- **TASK DIRECTIONS**
Find the lines with the string "logic" and return them.
━━━
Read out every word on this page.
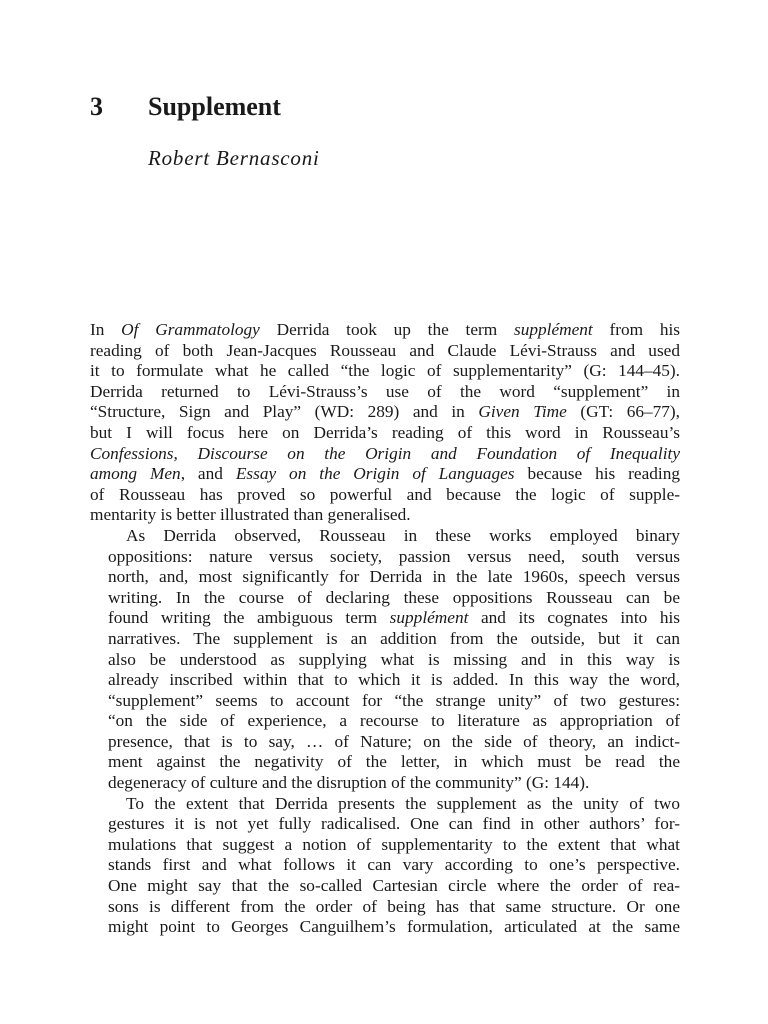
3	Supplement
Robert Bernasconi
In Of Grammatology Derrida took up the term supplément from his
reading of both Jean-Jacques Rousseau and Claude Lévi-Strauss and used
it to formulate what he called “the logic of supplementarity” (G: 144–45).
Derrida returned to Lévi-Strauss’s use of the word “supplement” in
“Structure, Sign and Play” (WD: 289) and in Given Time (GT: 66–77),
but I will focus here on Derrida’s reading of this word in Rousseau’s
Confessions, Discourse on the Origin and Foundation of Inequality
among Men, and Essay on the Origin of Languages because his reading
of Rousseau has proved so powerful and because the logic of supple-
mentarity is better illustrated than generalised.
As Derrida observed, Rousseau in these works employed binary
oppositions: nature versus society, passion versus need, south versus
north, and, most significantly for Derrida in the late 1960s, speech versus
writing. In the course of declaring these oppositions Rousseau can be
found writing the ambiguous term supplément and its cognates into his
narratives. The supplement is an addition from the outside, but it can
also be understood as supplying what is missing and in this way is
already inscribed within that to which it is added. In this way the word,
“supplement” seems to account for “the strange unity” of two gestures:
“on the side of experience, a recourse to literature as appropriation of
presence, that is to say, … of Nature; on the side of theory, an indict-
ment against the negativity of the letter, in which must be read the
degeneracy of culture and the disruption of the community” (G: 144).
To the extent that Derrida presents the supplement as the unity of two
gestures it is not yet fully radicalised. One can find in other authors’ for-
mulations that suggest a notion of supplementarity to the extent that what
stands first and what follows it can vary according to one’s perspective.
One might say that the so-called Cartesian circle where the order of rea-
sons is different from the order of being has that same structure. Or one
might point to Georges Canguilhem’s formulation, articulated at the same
━━━
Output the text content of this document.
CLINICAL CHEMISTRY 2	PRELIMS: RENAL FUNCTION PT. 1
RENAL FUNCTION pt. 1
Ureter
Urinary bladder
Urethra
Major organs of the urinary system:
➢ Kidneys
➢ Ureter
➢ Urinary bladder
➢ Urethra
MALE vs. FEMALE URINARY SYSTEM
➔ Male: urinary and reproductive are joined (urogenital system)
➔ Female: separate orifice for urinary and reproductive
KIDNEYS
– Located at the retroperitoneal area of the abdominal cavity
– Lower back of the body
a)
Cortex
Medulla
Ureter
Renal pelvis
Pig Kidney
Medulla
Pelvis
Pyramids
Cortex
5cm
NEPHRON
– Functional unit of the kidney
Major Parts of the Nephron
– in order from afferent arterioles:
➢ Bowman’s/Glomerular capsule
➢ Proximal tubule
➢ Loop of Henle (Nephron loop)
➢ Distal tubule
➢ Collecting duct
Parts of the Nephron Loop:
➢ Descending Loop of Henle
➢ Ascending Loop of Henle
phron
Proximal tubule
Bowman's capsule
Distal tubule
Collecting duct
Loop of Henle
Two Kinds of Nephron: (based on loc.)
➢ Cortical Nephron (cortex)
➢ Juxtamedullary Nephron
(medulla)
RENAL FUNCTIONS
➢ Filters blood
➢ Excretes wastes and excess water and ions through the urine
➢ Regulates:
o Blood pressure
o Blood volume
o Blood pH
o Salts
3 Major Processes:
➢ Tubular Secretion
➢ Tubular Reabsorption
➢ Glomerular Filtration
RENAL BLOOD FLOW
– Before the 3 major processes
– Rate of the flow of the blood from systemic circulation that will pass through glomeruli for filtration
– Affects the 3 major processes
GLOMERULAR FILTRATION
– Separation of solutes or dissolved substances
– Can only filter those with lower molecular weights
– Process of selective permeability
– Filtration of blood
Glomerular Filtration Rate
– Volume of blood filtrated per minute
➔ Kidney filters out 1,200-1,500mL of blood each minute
━━━
- **SOLUTION TO THE EXERCISE**
it to formulate what he called “the logic of supplementarity” (G: 144–45).
of Rousseau has proved so powerful and because the logic of supple-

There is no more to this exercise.